Exercise data -
* begin *

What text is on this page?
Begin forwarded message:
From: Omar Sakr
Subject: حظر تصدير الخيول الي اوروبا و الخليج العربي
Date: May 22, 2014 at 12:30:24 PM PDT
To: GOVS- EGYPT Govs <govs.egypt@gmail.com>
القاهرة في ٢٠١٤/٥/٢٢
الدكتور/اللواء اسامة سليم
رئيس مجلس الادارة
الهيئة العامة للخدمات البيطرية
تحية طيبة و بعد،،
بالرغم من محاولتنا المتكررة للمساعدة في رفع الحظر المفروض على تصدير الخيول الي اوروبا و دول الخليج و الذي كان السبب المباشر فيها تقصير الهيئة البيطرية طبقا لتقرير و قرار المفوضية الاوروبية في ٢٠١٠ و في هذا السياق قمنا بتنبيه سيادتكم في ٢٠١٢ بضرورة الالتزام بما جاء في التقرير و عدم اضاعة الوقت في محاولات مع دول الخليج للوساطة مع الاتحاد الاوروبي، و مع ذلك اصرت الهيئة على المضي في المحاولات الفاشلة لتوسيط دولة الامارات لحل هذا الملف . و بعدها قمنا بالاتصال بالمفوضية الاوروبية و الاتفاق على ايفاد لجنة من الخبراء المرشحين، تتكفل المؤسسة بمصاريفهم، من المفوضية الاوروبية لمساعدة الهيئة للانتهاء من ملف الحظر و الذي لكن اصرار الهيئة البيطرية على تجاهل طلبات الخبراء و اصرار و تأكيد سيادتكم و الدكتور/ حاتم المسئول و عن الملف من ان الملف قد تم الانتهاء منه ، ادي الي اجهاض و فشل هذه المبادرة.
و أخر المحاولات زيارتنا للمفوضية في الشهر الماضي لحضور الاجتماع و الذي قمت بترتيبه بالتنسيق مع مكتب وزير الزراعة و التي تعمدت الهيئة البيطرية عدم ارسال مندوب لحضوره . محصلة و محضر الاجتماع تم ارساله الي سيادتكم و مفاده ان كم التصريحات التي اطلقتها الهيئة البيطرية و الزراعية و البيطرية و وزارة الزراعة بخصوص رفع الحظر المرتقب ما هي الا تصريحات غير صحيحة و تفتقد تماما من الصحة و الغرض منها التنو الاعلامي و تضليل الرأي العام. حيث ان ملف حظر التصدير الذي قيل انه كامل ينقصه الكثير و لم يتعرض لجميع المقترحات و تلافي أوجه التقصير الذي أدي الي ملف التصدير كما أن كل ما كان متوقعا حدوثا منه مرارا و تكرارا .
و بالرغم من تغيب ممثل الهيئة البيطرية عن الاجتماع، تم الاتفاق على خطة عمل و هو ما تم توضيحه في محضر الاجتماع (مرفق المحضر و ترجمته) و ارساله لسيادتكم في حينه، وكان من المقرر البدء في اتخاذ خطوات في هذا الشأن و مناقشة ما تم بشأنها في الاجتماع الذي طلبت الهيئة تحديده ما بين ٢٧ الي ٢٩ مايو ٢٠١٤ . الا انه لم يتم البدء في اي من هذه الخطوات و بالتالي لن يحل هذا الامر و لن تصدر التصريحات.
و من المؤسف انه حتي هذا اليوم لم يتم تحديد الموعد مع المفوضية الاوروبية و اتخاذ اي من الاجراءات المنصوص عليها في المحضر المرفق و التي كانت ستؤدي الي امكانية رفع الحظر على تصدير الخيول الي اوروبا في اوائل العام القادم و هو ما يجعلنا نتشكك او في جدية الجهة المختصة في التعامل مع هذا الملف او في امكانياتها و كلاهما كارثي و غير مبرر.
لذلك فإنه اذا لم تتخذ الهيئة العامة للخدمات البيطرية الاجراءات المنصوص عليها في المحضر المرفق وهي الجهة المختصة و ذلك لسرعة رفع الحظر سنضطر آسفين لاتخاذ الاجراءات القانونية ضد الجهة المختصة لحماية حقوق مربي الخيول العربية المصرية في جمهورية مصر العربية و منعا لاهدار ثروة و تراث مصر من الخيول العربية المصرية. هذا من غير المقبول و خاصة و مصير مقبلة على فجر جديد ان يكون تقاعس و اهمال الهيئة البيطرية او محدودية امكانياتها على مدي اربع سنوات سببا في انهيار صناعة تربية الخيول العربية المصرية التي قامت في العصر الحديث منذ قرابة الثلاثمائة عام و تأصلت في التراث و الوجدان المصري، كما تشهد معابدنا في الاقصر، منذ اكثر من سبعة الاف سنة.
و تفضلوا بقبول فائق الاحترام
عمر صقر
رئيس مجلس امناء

* end *

Your objective -
Copy all lines from the entries that contain the word "امكانياتها".

Output of the task -
و من المؤسف انه حتي هذا اليوم لم يتم تحديد الموعد مع المفوضية الاوروبية و اتخاذ اي من الاجراءات المنصوص عليها في المحضر المرفق و التي كانت ستؤدي الي امكانية رفع الحظر على تصدير الخيول الي اوروبا في اوائل العام القادم و هو ما يجعلنا نتشكك او في جدية الجهة المختصة في التعامل مع هذا الملف او في امكانياتها و كلاهما كارثي و غير مبرر.
لذلك فإنه اذا لم تتخذ الهيئة العامة للخدمات البيطرية الاجراءات المنصوص عليها في المحضر المرفق وهي الجهة المختصة و ذلك لسرعة رفع الحظر سنضطر آسفين لاتخاذ الاجراءات القانونية ضد الجهة المختصة لحماية حقوق مربي الخيول العربية المصرية في جمهورية مصر العربية و منعا لاهدار ثروة و تراث مصر من الخيول العربية المصرية. هذا من غير المقبول و خاصة و مصير مقبلة على فجر جديد ان يكون تقاعس و اهمال الهيئة البيطرية او محدودية امكانياتها على مدي اربع سنوات سببا في انهيار صناعة تربية الخيول العربية المصرية التي قامت في العصر الحديث منذ قرابة الثلاثمائة عام و تأصلت في التراث و الوجدان المصري، كما تشهد معابدنا في الاقصر، منذ اكثر من سبعة الاف سنة.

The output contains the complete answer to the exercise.